#### TASK OBJECTIVE:
State the number of lines in these records holding "Population". Say nothing more.

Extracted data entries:
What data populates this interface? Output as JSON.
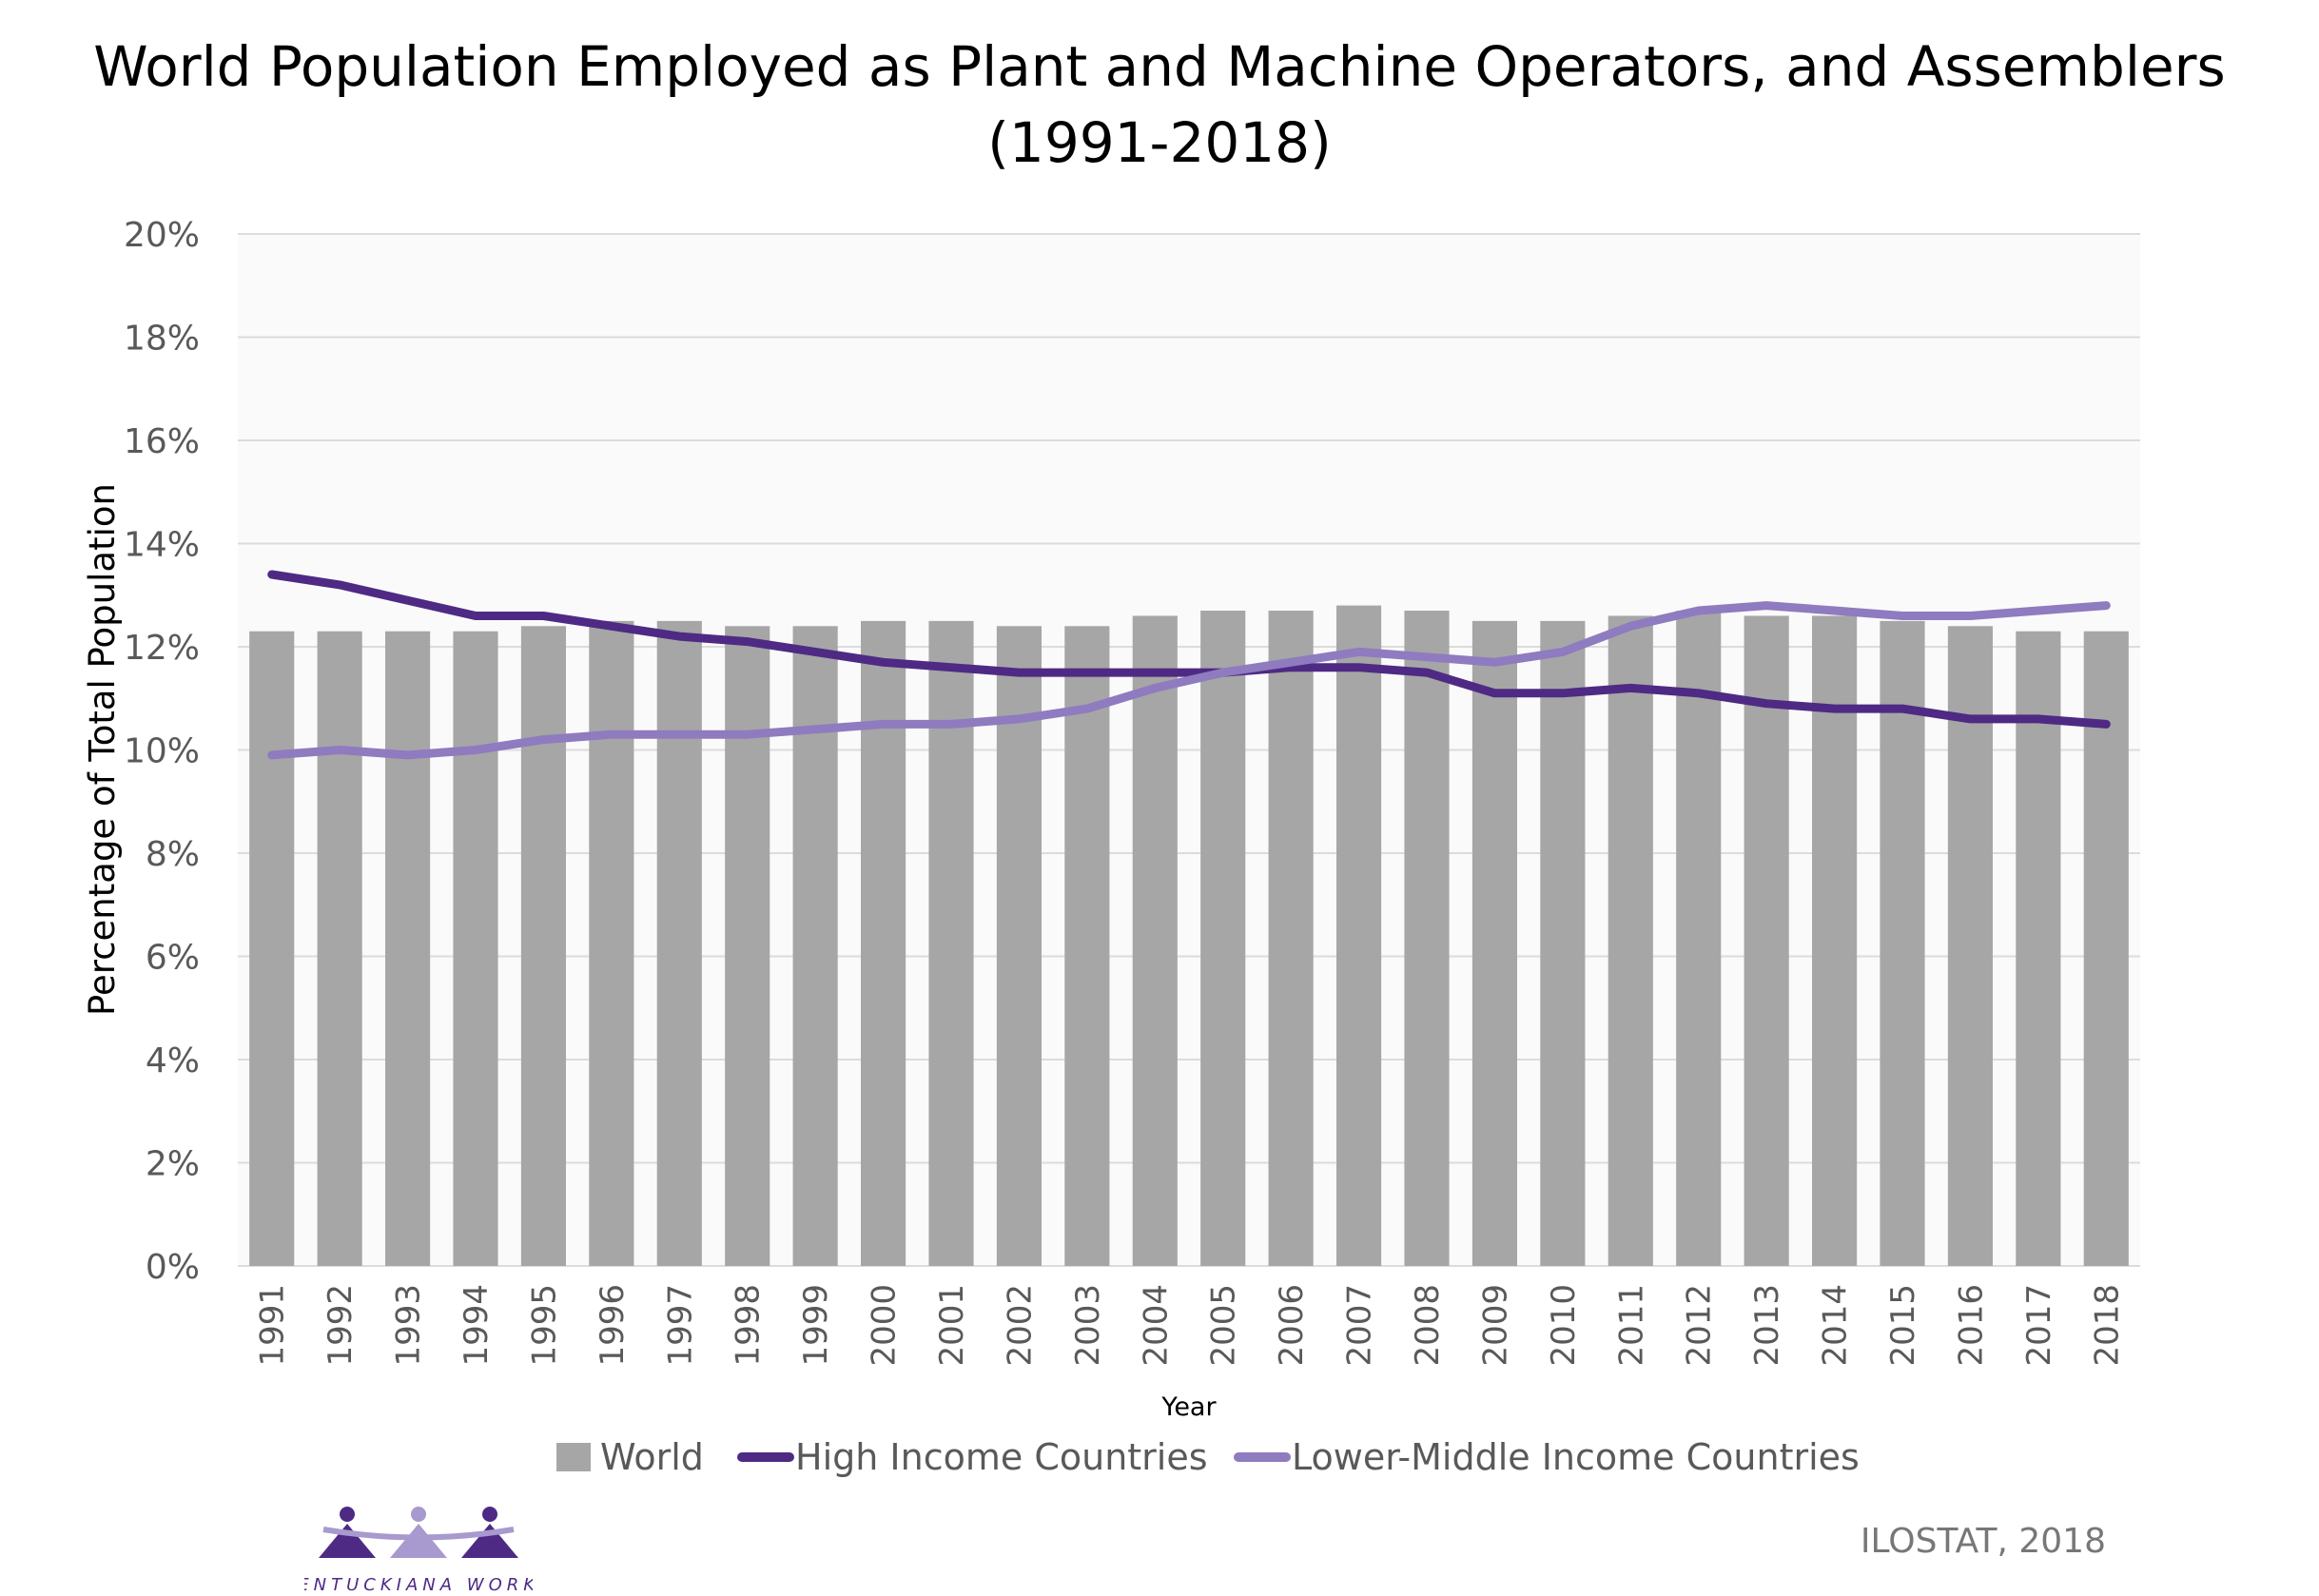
{
  "chart_data": {
    "type": "bar",
    "title_line1": "World Population Employed as Plant and Machine Operators, and Assemblers",
    "title_line2": "(1991-2018)",
    "xlabel": "Year",
    "ylabel": "Percentage of Total Population",
    "ylim": [
      0,
      20
    ],
    "yticks": [
      "0%",
      "2%",
      "4%",
      "6%",
      "8%",
      "10%",
      "12%",
      "14%",
      "16%",
      "18%",
      "20%"
    ],
    "grid": true,
    "legend_position": "bottom",
    "categories": [
      "1991",
      "1992",
      "1993",
      "1994",
      "1995",
      "1996",
      "1997",
      "1998",
      "1999",
      "2000",
      "2001",
      "2002",
      "2003",
      "2004",
      "2005",
      "2006",
      "2007",
      "2008",
      "2009",
      "2010",
      "2011",
      "2012",
      "2013",
      "2014",
      "2015",
      "2016",
      "2017",
      "2018"
    ],
    "series": [
      {
        "name": "World",
        "kind": "bar",
        "color": "#a6a6a6",
        "values": [
          12.3,
          12.3,
          12.3,
          12.3,
          12.4,
          12.5,
          12.5,
          12.4,
          12.4,
          12.5,
          12.5,
          12.4,
          12.4,
          12.6,
          12.7,
          12.7,
          12.8,
          12.7,
          12.5,
          12.5,
          12.6,
          12.7,
          12.6,
          12.6,
          12.5,
          12.4,
          12.3,
          12.3
        ]
      },
      {
        "name": "High Income Countries",
        "kind": "line",
        "color": "#4e2a84",
        "values": [
          13.4,
          13.2,
          12.9,
          12.6,
          12.6,
          12.4,
          12.2,
          12.1,
          11.9,
          11.7,
          11.6,
          11.5,
          11.5,
          11.5,
          11.5,
          11.6,
          11.6,
          11.5,
          11.1,
          11.1,
          11.2,
          11.1,
          10.9,
          10.8,
          10.8,
          10.6,
          10.6,
          10.5
        ]
      },
      {
        "name": "Lower-Middle Income Countries",
        "kind": "line",
        "color": "#8f7bbf",
        "values": [
          9.9,
          10.0,
          9.9,
          10.0,
          10.2,
          10.3,
          10.3,
          10.3,
          10.4,
          10.5,
          10.5,
          10.6,
          10.8,
          11.2,
          11.5,
          11.7,
          11.9,
          11.8,
          11.7,
          11.9,
          12.4,
          12.7,
          12.8,
          12.7,
          12.6,
          12.6,
          12.7,
          12.8
        ]
      }
    ],
    "source": "ILOSTAT, 2018"
  },
  "logo": {
    "text": "KENTUCKIANA WORKS",
    "primary_color": "#4e2a84",
    "secondary_color": "#a899cf"
  }
}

#### FULL ANSWER:
2